§ Tarefa: Pode citar, sem alterar nada, a passagem do excerto do documento abaixo que vai de "Friday, December 12, 2014" a "flexibilidade e beleza.", ambos incluídos?

§ Excerto do documento:
_ _ _
Eu tenho um lugar. Por isso, nunca me perco no mundo imenso.

José Luís Peixoto in O meu lugar - Visão, Agosto 2013

Sunday, December 14, 2014

Gesto estético


Saturday, December 13, 2014

Na quietude do lago

Pergunta-me
se o vento não traz nada
se o vento tudo arrasta
se na quietude do lago
repousaram a fúria
e o tropel de mil cavalos

Mia Couto in Raiz de Orvalho e Outros Poemas

Friday, December 12, 2014

Corpo de baile






Com música de Tchaikovsky, "O Lago dos Cisnes" inspirado numa antiga lenda alemã é um dos mais populares ballets do repertório clássico. Conta-nos a história de um príncipe que se apaixona por uma princesa transformada em cisne resgatando a forma humana apenas entre a meia-noite e a aurora, pela acção perversa de um feiticeiro. Neste espectáculo, o mundo real cruza-se com um mundo mágico repleto de sentimentos traduzidos em movimentos de grande flexibilidade e beleza. 

Thursday, December 11, 2014

Adiante veríamos

Prestes a abraçar o Inverno que havia de vir, o presente ilustrava-lhe uma sobreabundância de cores quentes em todo o seu esplendor. A névoa que pairava não ofuscava as mil tonalidades da estação. Os castanho-amarelado, os vermelhos, alaranjados e dourados iam chegando, e a diferencialidade de cada um assegurava-lhe informação adicional que a imagem imortalizava.
_ _ _
§ Material fornecido:

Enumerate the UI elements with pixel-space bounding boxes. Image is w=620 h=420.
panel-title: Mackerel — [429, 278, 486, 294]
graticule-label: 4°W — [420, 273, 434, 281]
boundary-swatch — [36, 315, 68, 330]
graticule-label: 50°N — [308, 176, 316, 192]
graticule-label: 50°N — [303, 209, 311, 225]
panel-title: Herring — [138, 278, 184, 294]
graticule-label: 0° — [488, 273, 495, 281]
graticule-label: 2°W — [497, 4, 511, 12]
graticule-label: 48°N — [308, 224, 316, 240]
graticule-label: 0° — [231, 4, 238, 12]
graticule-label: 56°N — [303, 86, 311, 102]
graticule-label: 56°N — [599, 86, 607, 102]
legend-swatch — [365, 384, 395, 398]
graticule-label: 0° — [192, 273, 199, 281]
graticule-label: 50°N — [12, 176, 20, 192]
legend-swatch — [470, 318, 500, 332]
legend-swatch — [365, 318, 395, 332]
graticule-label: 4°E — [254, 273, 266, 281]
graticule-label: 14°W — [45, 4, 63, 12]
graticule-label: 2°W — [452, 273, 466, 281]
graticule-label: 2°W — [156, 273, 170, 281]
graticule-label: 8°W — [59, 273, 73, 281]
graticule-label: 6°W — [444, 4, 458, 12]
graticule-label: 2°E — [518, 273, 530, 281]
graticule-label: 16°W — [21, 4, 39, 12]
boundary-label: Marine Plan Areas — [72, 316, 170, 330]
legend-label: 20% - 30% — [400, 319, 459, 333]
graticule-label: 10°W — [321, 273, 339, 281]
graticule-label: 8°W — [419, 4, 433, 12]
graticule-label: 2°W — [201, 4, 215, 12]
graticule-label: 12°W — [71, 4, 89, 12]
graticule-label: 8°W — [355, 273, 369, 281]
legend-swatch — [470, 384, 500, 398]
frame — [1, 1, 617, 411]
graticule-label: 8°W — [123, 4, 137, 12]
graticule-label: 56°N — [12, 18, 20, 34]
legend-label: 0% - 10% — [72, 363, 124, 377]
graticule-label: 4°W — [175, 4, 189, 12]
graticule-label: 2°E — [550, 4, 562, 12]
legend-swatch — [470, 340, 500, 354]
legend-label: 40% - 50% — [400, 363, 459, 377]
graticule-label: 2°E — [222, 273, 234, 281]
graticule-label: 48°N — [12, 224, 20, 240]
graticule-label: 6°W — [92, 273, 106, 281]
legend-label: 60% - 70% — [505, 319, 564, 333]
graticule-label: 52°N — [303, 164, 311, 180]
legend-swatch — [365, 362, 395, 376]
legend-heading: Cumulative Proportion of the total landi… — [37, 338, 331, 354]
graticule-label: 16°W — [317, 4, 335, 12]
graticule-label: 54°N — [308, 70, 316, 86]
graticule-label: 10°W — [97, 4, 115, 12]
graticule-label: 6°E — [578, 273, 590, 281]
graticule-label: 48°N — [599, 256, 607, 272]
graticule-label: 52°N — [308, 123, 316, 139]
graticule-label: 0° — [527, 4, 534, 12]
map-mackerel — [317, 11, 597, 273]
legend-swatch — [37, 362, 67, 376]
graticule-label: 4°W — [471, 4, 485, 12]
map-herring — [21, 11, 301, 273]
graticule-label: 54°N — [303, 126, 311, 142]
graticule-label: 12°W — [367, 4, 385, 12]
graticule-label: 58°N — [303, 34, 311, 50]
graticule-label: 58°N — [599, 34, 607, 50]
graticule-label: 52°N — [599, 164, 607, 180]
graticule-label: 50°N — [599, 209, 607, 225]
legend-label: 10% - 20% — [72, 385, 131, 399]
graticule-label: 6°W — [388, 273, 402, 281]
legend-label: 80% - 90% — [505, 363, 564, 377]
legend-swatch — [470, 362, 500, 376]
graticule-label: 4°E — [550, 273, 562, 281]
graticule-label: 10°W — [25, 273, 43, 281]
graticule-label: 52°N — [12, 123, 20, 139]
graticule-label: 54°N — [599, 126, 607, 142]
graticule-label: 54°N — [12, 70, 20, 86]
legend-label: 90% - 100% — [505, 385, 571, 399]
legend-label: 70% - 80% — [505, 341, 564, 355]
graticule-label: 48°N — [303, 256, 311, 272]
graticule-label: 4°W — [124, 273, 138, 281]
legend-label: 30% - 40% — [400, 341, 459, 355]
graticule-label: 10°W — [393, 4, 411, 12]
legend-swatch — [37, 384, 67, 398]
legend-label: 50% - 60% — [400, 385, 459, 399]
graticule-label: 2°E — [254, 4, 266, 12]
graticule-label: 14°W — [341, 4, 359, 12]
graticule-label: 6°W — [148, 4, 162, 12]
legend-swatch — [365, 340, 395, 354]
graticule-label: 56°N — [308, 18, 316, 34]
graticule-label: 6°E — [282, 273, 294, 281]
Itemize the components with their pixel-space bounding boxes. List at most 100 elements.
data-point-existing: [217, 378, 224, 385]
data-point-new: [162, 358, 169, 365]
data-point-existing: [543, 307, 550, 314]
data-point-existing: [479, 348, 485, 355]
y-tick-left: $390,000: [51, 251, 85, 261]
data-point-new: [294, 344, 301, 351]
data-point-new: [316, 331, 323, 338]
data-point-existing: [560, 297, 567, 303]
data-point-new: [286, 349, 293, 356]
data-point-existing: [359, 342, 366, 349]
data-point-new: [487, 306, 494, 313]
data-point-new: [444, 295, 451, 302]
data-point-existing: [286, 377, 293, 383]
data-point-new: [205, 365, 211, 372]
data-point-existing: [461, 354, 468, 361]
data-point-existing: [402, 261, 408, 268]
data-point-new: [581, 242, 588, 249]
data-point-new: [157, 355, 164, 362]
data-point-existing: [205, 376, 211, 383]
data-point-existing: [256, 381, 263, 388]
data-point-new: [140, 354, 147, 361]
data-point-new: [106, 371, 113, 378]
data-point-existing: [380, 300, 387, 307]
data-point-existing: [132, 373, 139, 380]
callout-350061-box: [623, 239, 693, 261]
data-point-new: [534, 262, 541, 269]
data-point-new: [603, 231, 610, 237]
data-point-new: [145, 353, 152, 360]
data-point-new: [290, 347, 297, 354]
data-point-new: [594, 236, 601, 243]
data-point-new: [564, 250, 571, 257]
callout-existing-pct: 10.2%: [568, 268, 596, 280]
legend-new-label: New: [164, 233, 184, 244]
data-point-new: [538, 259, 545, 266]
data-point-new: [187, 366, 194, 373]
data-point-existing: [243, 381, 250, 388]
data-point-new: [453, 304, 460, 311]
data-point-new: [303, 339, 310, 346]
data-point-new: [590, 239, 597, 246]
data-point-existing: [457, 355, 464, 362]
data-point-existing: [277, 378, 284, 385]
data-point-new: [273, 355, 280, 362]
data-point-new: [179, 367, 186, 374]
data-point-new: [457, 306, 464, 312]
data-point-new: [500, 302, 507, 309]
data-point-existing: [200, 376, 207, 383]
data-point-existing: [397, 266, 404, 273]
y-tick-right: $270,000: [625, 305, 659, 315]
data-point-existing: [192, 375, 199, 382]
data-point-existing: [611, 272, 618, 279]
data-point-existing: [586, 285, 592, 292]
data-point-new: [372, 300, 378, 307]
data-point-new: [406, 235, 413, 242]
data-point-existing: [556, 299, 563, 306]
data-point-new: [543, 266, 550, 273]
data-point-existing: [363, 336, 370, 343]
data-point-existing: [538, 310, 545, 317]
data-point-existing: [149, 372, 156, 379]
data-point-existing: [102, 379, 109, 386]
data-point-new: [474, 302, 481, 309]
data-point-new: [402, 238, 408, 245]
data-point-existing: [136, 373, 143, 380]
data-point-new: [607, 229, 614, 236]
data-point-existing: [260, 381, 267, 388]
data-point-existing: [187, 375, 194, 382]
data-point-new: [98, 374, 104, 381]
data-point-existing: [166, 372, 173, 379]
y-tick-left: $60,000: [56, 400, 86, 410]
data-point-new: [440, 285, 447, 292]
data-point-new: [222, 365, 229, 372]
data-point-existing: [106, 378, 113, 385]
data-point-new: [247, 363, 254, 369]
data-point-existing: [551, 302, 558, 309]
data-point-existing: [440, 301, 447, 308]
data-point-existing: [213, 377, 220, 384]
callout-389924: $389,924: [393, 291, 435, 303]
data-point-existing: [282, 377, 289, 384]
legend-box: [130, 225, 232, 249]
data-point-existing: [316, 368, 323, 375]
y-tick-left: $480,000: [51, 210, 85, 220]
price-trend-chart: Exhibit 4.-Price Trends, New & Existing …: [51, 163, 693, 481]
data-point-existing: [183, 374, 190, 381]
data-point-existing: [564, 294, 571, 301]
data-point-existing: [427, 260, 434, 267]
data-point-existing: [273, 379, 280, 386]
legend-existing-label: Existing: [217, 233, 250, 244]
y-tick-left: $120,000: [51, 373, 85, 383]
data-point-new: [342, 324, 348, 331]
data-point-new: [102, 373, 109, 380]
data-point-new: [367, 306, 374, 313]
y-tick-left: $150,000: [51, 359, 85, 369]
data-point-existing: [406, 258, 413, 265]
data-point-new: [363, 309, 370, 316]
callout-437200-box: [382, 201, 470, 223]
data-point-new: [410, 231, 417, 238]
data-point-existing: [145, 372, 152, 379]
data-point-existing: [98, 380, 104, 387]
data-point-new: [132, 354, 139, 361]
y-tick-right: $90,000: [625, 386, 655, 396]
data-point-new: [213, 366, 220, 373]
_ _ _
§ Resposta a seguir:
Friday, December 12, 2014

Corpo de baile






Com música de Tchaikovsky, "O Lago dos Cisnes" inspirado numa antiga lenda alemã é um dos mais populares ballets do repertório clássico. Conta-nos a história de um príncipe que se apaixona por uma princesa transformada em cisne resgatando a forma humana apenas entre a meia-noite e a aurora, pela acção perversa de um feiticeiro. Neste espectáculo, o mundo real cruza-se com um mundo mágico repleto de sentimentos traduzidos em movimentos de grande flexibilidade e beleza.